■ Source text:
Reputation: 73
I know there are many similar questions, but I've been through all of those and they couldn't help me. I'm trying to get information from a website, and I've used the same method on other websites with success. Here however, it doesn't work. I would very much appreciate if somebody could give me a few tips!
I want to get the max temperature for tomorrow from this website.
import re, requests, time
from lxml import html
page = requests.get('http://www.weeronline.nl/Europa/Nederland/Amsterdam/4058223')
tree = html.fromstring(page.content)
a = tree.xpath('//*[@id="app"]/div/div[2]/div[5]/div[2]/div[2]/div[6]/div/div/div/div/div/div/ul/div[2]/div/li[1]/div/span/text()')
print(a)
This returns an empty list, however. The same method on a few other websites I checked worked fine. I've tried applying this method on other parts of this website and this domain, all to no avail.
Thanks for any and all help! Best regards
Upvotes: 0
Views: 119
Reputation: 21643
Notice that when you try to open that page you are asked whether you agree to allow cookies. (It's something like that, I have no Dutch.) You will need to use something like selenium to click on a button to 'OK' that so that you have access to the page that you really want. Then you can use the technique discussed at Web Scrape page with multiple sections to be able to get the HTML for that page, and finally apply whatever xpath it takes to retrieve the content that you want.
Upvotes: 1

(Labeled box records)
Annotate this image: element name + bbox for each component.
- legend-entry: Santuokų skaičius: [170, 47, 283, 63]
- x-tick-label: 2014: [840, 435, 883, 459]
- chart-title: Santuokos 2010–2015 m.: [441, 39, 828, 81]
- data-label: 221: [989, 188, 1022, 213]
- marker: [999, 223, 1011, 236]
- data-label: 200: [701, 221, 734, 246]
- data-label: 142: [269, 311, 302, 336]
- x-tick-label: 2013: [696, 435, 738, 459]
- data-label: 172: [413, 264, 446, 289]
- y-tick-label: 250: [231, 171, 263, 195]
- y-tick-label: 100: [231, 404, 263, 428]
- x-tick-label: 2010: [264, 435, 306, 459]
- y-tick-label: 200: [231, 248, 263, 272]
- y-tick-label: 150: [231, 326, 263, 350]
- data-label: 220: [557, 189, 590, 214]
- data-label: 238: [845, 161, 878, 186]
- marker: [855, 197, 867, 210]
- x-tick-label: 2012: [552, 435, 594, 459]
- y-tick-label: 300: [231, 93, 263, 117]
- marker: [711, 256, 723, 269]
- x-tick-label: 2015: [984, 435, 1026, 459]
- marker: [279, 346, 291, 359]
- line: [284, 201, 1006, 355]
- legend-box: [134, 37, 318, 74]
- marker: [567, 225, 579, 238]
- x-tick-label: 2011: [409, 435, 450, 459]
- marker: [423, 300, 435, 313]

■ Set exercise 1:
Answer these questions from the scraping thread:
(a) From which library is html imported in the code?
(b) What does the code return when it runs?
(c) What tool does the reply suggest using to click the cookie button?
■ Set exercise 2: Rewrite everything in the scraping thread from "import re, requests, time" down to "to no avail.", changing "tree" to "dom".

■ Complete output 1:
(a) lxml
(b) An empty list
(c) Selenium

■ Complete output 2:
import re, requests, time
from lxml import html
page = requests.get('http://www.weeronline.nl/Europa/Nederland/Amsterdam/4058223')
dom = html.fromstring(page.content)
a = dom.xpath('//*[@id="app"]/div/div[2]/div[5]/div[2]/div[2]/div[6]/div/div/div/div/div/div/ul/div[2]/div/li[1]/div/span/text()')
print(a)
This returns an empty list, however. The same method on a few other websites I checked worked fine. I've tried applying this method on other parts of this website and this domain, all to no avail.